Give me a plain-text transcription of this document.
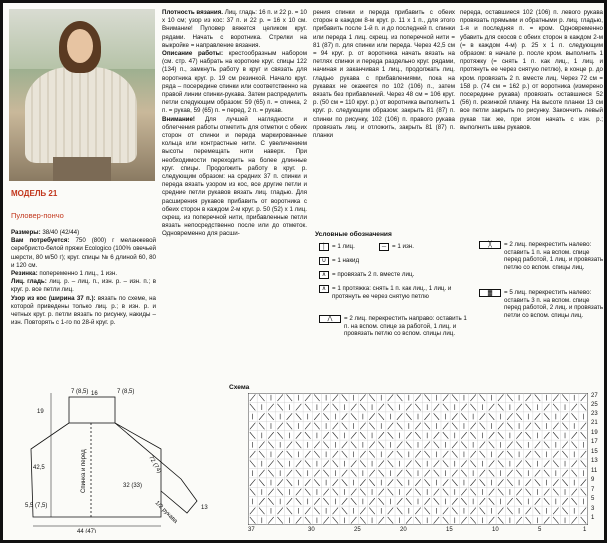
МОДЕЛЬ 21
Пуловер-пончо

Размеры: 38/40 (42/44)

Вам потребуется: 750 (800) г меланжевой серебристо-белой пряжи Ecologico (100% овечьей шерсти, 80 м/50 г); круг. спицы № 6 длиной 60, 80 и 120 см.

Резинка: попеременно 1 лиц., 1 изн.

Лиц. гладь: лиц. р. – лиц. п., изн. р. – изн. п.; в круг. р. все петли лиц.

Узор из кос (ширина 37 п.): вязать по схеме, на которой приведены только лиц. р.; в изн. р. и четных круг. р. петли вязать по рисунку, накиды – изн. Повторять с 1-го по 28-й круг. р.

Плотность вязания. Лиц. гладь: 16 п. и 22 р. = 10 х 10 см; узор из кос: 37 п. и 22 р. = 16 х 10 см. Внимание! Пуловер вяжется целиком круг. рядами. Начать с воротника. Стрелки на выкройке = направление вязания.

Описание работы: крестообразным набором (см. стр. 47) набрать на короткие круг. спицы 122 (134) п., замкнуть работу в круг и связать для воротника круг. р. 19 см резинкой. Начало круг. ряда – посередине спинки или соответственно на правой линии спинки-рукава. Затем распределить петли следующим образом: 59 (65) п. = спинка, 2 п. = рукав, 59 (65) п. = перед, 2 п. = рукав.

Внимание! Для лучшей наглядности и облегчения работы отметить для отметки с обеих сторон от спинки и переда маркированные кольца или контрастные нити. С увеличением высоты перемещать нити наверх. При необходимости переходить на более длинные круг. спицы. Продолжить работу в круг. р. следующим образом: на средних 37 п. спинки и переда вязать узором из кос, все другие петли и средние петли рукавов вязать лиц. гладью. Для расширения рукавов прибавить от воротника с обеих сторон в каждом 2-м круг. р. 50 (52) х 1 лиц. скрещ. из поперечной нити, прибавленные петли вязать непосредственно после или до отметок. Одновременно для расши-

рения спинки и переда прибавить с обеих сторон в каждом 8-м круг. р. 11 х 1 п., для этого прибавить после 1-й п. и до последней п. спинки или переда 1 лиц. скрещ. из поперечной нити = 81 (87) п. для спинки или переда. Через 42,5 см = 94 круг. р. от воротника начать вязать на петлях спинки и переда раздельно круг. рядами, начиная и заканчивая 1 лиц., продолжать лиц. гладью рукава с прибавлениями, пока на рукавах не окажется по 102 (106) п., затем вязать без прибавлений. Через 48 см = 106 круг. р. (50 см = 110 круг. р.) от воротника выполнить 1 круг. р. следующим образом: закрыть 81 (87) п. спинки по рисунку, 102 (106) п. правого рукава провязать лиц. и отложить, закрыть 81 (87) п. планки

переда, оставшиеся 102 (106) п. левого рукава провязать прямыми и обратными р. лиц. гладью, 1-я и последняя п. = кром. Одновременно убавить для скосов с обеих сторон в каждом 2-м (= в каждом 4-м) р. 25 х 1 п. следующим образом: в начале р. после кром. выполнить 1 протяжку (= снять 1 п. как лиц., 1 лиц. и протянуть ее через снятую петлю), в конце р. до кром. провязать 2 п. вместе лиц. Через 72 см = 158 р. (74 см = 162 р.) от воротника (измерено посередине рукава) провязать оставшиеся 52 (56) п. резинкой планку. На высоте планки 13 см все петли закрыть по рисунку. Закончить левый рукав так же, при этом начать с изн. р.; выполнить швы рукавов.

Условные обозначения
│ = 1 лиц.	─ = 1 изн.
∪ = 1 накид
∧ = провязать 2 п. вместе лиц.
∧ = 1 протяжка: снять 1 п. как лиц., 1 лиц. и протянуть ее через снятую петлю
⋀	= 2 лиц. перекрестить направо: оставить 1 п. на вспом. спице за работой, 1 лиц. и провязать петлю со вспом. спицы лиц.
╳	= 2 лиц. перекрестить налево: оставить 1 п. на вспом. спице перед работой, 1 лиц. и провязать петлю со вспом. спицы лиц.
▓	= 5 лиц. перекрестить налево: оставить 3 п. на вспом. спице перед работой, 2 лиц. и провязать петли со вспом. спицы лиц.
7 (8,5) 16	7 (8,5)
19
42,5
5,5 (7,5)
44 (47)
Спинка и перед	72 (74)
32 (33)
1/2 рукава	13
Схема
27
25
23
21
19
17
15
13
11
9
7
5
3
1
1
5
10
15
20
25
30
37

::::::

Given task:
Leave out the pictures and return every record word for word.

Problem solution:
Give me a plain-text transcription of this document.
МОДЕЛЬ 21
Пуловер-пончо

Размеры: 38/40 (42/44)

Вам потребуется: 750 (800) г меланжевой серебристо-белой пряжи Ecologico (100% овечьей шерсти, 80 м/50 г); круг. спицы № 6 длиной 60, 80 и 120 см.

Резинка: попеременно 1 лиц., 1 изн.

Лиц. гладь: лиц. р. – лиц. п., изн. р. – изн. п.; в круг. р. все петли лиц.

Узор из кос (ширина 37 п.): вязать по схеме, на которой приведены только лиц. р.; в изн. р. и четных круг. р. петли вязать по рисунку, накиды – изн. Повторять с 1-го по 28-й круг. р.

Плотность вязания. Лиц. гладь: 16 п. и 22 р. = 10 х 10 см; узор из кос: 37 п. и 22 р. = 16 х 10 см. Внимание! Пуловер вяжется целиком круг. рядами. Начать с воротника. Стрелки на выкройке = направление вязания.

Описание работы: крестообразным набором (см. стр. 47) набрать на короткие круг. спицы 122 (134) п., замкнуть работу в круг и связать для воротника круг. р. 19 см резинкой. Начало круг. ряда – посередине спинки или соответственно на правой линии спинки-рукава. Затем распределить петли следующим образом: 59 (65) п. = спинка, 2 п. = рукав, 59 (65) п. = перед, 2 п. = рукав.

Внимание! Для лучшей наглядности и облегчения работы отметить для отметки с обеих сторон от спинки и переда маркированные кольца или контрастные нити. С увеличением высоты перемещать нити наверх. При необходимости переходить на более длинные круг. спицы. Продолжить работу в круг. р. следующим образом: на средних 37 п. спинки и переда вязать узором из кос, все другие петли и средние петли рукавов вязать лиц. гладью. Для расширения рукавов прибавить от воротника с обеих сторон в каждом 2-м круг. р. 50 (52) х 1 лиц. скрещ. из поперечной нити, прибавленные петли вязать непосредственно после или до отметок. Одновременно для расши-

рения спинки и переда прибавить с обеих сторон в каждом 8-м круг. р. 11 х 1 п., для этого прибавить после 1-й п. и до последней п. спинки или переда 1 лиц. скрещ. из поперечной нити = 81 (87) п. для спинки или переда. Через 42,5 см = 94 круг. р. от воротника начать вязать на петлях спинки и переда раздельно круг. рядами, начиная и заканчивая 1 лиц., продолжать лиц. гладью рукава с прибавлениями, пока на рукавах не окажется по 102 (106) п., затем вязать без прибавлений. Через 48 см = 106 круг. р. (50 см = 110 круг. р.) от воротника выполнить 1 круг. р. следующим образом: закрыть 81 (87) п. спинки по рисунку, 102 (106) п. правого рукава провязать лиц. и отложить, закрыть 81 (87) п. планки

переда, оставшиеся 102 (106) п. левого рукава провязать прямыми и обратными р. лиц. гладью, 1-я и последняя п. = кром. Одновременно убавить для скосов с обеих сторон в каждом 2-м (= в каждом 4-м) р. 25 х 1 п. следующим образом: в начале р. после кром. выполнить 1 протяжку (= снять 1 п. как лиц., 1 лиц. и протянуть ее через снятую петлю), в конце р. до кром. провязать 2 п. вместе лиц. Через 72 см = 158 р. (74 см = 162 р.) от воротника (измерено посередине рукава) провязать оставшиеся 52 (56) п. резинкой планку. На высоте планки 13 см все петли закрыть по рисунку. Закончить левый рукав так же, при этом начать с изн. р.; выполнить швы рукавов.

Условные обозначения
│ = 1 лиц.	─ = 1 изн.
∪ = 1 накид
∧ = провязать 2 п. вместе лиц.
∧ = 1 протяжка: снять 1 п. как лиц., 1 лиц. и протянуть ее через снятую петлю
⋀	= 2 лиц. перекрестить направо: оставить 1 п. на вспом. спице за работой, 1 лиц. и провязать петлю со вспом. спицы лиц.
╳	= 2 лиц. перекрестить налево: оставить 1 п. на вспом. спице перед работой, 1 лиц. и провязать петлю со вспом. спицы лиц.
▓	= 5 лиц. перекрестить налево: оставить 3 п. на вспом. спице перед работой, 2 лиц. и провязать петли со вспом. спицы лиц.
7 (8,5) 16	7 (8,5)
19
42,5
5,5 (7,5)
44 (47)
Спинка и перед	72 (74)
32 (33)
1/2 рукава	13
Схема
27
25
23
21
19
17
15
13
11
9
7
5
3
1
1
5
10
15
20
25
30
37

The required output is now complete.